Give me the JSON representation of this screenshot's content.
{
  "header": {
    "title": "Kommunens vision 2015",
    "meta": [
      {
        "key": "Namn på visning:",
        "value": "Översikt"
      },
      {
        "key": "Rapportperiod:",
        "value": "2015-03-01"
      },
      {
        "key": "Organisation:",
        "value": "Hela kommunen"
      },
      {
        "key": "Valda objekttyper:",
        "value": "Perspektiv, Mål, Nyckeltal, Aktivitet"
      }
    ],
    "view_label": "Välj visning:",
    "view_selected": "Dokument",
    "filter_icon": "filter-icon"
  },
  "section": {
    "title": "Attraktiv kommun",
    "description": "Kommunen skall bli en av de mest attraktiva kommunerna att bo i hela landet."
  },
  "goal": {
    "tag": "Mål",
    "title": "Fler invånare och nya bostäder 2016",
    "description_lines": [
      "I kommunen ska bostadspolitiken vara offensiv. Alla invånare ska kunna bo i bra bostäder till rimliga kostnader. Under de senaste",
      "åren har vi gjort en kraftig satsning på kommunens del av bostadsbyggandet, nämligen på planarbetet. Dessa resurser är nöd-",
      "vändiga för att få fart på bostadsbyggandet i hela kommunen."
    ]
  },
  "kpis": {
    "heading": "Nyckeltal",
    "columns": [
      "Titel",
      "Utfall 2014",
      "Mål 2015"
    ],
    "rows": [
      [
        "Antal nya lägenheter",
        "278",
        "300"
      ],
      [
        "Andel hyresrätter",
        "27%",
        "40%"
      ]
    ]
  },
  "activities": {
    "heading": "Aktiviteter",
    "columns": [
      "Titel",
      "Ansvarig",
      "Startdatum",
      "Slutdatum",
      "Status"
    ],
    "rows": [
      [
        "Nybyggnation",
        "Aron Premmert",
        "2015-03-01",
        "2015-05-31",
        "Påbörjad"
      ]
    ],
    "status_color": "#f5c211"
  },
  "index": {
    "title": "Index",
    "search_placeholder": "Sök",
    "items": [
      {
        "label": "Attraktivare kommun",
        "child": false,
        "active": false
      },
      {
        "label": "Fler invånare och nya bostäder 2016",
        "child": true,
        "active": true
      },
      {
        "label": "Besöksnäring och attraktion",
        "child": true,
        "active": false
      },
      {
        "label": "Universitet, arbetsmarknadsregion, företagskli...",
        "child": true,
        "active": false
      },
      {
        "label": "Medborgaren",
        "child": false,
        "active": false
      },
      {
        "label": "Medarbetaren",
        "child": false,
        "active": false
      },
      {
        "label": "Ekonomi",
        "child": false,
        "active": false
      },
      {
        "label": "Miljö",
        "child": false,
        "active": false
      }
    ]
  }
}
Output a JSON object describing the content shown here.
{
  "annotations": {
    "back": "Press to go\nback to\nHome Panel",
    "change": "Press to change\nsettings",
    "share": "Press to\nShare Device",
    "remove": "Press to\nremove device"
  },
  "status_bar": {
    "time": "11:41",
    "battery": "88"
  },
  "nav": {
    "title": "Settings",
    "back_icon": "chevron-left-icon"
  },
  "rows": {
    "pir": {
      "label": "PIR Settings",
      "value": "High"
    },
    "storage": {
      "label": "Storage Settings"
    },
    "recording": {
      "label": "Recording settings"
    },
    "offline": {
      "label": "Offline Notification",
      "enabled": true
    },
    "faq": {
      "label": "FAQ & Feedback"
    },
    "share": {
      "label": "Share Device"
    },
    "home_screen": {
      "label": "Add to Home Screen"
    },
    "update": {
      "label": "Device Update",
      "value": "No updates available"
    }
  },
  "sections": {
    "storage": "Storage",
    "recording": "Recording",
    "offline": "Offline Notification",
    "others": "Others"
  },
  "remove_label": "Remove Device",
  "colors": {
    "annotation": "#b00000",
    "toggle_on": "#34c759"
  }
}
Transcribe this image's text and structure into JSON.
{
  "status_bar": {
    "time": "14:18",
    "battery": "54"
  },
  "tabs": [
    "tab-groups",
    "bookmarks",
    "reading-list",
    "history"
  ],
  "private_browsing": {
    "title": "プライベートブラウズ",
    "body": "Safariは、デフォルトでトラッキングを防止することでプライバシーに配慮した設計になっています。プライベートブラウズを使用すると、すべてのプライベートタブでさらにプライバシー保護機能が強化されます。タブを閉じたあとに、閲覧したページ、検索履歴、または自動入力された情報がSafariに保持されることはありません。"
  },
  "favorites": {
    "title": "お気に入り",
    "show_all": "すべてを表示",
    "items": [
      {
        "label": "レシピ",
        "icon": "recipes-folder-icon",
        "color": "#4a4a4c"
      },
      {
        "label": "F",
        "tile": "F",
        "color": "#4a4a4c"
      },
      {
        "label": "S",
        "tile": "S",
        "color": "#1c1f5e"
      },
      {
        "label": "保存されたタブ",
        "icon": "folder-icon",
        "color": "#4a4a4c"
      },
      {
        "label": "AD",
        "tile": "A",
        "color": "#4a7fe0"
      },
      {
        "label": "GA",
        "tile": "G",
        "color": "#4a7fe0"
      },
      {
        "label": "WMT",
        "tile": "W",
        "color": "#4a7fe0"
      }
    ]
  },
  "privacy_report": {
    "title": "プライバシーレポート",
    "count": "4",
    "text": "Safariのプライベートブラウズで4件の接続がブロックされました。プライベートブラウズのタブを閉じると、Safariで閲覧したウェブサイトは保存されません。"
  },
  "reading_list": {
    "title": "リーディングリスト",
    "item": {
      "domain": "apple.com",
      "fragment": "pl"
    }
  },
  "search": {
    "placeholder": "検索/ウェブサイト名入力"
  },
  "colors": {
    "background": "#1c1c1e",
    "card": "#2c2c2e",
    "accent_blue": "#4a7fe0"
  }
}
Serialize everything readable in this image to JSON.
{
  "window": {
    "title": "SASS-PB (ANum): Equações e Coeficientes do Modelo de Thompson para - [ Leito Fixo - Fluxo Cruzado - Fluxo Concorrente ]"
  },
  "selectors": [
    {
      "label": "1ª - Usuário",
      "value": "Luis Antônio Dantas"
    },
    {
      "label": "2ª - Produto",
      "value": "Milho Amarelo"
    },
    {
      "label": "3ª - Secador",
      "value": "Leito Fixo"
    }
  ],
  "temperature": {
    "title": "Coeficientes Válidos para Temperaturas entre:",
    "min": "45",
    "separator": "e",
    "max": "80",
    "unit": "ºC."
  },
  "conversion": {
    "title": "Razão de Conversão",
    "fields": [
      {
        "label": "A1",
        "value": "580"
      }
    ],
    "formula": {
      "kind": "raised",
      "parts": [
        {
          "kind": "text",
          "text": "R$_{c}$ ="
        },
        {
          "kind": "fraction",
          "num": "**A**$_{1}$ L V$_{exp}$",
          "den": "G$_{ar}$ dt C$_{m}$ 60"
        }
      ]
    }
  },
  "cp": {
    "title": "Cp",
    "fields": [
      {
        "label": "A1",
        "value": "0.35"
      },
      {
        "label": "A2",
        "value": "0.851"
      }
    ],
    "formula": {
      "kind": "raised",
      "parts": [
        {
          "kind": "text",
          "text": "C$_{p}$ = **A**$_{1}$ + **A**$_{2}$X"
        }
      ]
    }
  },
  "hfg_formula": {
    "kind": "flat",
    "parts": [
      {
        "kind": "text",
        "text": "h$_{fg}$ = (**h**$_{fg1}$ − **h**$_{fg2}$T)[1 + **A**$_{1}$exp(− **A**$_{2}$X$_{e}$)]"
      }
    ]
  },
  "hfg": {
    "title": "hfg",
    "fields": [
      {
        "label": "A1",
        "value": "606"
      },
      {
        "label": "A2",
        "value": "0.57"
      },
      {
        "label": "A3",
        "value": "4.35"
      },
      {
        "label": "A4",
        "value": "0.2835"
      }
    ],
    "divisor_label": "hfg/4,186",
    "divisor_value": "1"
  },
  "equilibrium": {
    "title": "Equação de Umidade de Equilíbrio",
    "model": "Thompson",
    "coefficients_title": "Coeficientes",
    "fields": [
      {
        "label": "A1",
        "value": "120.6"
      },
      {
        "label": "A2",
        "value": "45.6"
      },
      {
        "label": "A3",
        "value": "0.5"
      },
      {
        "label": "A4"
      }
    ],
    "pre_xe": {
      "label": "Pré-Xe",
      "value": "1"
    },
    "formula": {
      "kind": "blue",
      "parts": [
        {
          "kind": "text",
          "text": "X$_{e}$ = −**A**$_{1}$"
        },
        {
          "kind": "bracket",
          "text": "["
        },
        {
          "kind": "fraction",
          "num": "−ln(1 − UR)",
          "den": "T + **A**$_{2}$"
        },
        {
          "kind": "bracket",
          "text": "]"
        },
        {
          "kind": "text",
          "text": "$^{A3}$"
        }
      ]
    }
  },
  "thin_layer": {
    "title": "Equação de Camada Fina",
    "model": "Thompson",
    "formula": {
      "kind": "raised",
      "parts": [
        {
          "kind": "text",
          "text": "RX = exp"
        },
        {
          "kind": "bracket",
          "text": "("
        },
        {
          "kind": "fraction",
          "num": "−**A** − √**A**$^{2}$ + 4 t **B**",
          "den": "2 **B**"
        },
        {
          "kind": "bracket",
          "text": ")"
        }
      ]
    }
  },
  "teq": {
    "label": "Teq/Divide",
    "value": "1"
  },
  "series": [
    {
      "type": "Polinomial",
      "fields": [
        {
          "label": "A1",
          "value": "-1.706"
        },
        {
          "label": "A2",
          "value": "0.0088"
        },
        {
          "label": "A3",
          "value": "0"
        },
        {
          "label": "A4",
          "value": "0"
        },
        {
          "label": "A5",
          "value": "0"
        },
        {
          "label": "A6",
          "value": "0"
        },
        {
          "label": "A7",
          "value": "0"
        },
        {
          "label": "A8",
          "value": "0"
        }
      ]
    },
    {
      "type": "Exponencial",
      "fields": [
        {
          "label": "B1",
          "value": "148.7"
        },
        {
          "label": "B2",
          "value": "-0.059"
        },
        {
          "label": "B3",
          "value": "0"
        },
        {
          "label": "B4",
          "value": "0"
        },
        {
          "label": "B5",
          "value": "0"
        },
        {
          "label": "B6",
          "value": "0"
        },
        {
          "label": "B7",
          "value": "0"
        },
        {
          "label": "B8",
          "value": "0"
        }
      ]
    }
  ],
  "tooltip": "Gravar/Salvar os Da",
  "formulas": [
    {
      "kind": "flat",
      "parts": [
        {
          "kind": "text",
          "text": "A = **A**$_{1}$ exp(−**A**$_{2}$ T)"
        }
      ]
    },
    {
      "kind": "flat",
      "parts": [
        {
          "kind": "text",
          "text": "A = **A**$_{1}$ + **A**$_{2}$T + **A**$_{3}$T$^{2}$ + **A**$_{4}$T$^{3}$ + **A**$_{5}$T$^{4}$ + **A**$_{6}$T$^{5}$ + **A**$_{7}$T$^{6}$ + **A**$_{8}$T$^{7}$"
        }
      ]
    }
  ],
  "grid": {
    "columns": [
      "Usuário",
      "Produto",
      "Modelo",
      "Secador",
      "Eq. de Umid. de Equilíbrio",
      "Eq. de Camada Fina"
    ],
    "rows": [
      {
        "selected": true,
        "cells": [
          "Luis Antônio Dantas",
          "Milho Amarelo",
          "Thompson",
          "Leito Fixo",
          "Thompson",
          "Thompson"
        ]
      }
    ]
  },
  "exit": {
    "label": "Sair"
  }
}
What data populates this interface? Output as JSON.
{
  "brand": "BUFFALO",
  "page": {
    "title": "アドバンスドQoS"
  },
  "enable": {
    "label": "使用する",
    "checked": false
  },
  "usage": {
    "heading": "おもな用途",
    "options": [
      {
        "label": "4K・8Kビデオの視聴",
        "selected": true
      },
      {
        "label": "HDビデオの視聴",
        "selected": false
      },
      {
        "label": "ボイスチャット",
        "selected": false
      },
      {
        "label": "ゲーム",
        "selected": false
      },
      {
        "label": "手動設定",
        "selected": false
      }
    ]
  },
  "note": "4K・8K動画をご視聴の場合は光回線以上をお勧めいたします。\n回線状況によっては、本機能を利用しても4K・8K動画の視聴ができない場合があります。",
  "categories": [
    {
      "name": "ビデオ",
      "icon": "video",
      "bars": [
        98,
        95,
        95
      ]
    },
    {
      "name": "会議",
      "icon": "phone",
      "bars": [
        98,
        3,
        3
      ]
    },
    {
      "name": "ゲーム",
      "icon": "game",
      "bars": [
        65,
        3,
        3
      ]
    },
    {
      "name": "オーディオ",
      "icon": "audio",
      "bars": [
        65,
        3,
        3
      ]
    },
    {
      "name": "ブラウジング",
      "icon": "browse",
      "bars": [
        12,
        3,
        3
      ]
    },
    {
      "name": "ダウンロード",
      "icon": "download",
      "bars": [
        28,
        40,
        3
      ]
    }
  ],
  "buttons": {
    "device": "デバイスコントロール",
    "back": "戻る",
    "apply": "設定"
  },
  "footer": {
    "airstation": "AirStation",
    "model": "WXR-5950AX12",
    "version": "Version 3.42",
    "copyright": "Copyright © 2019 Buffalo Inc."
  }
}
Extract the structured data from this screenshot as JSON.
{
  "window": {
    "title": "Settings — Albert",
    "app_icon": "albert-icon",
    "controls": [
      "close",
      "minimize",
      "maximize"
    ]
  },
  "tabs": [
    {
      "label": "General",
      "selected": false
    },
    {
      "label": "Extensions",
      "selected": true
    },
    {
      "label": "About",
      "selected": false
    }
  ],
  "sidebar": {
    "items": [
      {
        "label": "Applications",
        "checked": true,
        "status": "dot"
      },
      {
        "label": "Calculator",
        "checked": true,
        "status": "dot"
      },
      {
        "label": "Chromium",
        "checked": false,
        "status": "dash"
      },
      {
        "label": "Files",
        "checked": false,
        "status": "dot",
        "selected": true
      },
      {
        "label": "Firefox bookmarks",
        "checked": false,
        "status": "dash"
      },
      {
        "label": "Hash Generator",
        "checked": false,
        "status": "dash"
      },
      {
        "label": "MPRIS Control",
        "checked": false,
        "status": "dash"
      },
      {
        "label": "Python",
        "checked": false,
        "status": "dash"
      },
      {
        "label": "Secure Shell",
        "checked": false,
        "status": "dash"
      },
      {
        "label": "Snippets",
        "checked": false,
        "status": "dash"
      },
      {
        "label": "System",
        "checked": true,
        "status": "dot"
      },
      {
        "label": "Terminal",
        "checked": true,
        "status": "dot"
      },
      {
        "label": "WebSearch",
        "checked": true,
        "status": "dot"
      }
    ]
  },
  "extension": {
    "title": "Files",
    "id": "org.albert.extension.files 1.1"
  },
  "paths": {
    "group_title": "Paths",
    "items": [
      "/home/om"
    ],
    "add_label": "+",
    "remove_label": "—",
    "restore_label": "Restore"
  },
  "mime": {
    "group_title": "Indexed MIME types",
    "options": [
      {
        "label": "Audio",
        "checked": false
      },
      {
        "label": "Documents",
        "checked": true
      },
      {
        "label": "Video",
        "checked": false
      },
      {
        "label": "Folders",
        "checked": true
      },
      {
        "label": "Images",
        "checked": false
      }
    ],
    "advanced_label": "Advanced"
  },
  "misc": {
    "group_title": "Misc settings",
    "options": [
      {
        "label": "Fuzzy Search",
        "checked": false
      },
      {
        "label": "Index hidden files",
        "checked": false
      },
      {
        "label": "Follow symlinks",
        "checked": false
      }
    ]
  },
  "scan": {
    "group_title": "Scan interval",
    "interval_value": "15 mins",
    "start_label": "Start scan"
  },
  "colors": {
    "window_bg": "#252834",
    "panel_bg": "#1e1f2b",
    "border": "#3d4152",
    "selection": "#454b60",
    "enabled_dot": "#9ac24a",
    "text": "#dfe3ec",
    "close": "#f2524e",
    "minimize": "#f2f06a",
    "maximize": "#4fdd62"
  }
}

• **WHAT TO PRODUCE**: Select all lines with the word "Antônio" from the entries above.

• **SOLUTION**:
      "value": "Luis Antônio Dantas"
          "Luis Antônio Dantas",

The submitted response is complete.